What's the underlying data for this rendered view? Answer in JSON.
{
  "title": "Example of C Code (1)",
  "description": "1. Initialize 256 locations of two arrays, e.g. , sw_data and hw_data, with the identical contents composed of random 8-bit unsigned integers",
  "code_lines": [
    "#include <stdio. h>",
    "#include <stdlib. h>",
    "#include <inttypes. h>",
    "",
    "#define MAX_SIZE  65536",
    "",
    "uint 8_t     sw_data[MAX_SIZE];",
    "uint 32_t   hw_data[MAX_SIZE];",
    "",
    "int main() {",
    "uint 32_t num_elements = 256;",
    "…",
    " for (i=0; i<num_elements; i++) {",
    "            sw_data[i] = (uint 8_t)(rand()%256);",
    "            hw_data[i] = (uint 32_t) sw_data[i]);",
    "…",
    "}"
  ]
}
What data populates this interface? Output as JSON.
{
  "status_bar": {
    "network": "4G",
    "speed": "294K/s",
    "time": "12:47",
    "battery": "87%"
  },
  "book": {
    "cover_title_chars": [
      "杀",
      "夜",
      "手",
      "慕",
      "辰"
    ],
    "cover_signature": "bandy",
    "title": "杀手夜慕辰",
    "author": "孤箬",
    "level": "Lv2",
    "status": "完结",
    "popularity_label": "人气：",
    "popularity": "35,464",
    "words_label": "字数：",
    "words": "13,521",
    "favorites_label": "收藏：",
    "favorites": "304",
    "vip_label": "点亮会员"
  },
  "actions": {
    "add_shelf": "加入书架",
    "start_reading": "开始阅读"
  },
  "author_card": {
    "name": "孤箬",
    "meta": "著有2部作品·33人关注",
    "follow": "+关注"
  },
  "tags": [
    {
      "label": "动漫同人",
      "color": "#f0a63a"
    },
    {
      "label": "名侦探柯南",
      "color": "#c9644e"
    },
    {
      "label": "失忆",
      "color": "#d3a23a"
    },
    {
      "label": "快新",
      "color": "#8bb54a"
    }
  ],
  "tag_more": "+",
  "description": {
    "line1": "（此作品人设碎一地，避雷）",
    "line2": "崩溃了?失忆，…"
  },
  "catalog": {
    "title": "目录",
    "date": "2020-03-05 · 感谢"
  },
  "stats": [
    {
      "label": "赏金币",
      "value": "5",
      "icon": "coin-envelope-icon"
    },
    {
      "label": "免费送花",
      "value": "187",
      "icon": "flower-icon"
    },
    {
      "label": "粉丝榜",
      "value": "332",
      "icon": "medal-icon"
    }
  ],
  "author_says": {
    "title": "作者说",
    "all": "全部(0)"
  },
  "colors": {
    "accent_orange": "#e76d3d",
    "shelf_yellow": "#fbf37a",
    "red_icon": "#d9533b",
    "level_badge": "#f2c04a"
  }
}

--------------------------------

• Exercise requirements: Read through the entries and copy every line that includes "this".

• Output of the task:
What's the underlying data for this rendered view? Answer in JSON.
What data populates this interface? Output as JSON.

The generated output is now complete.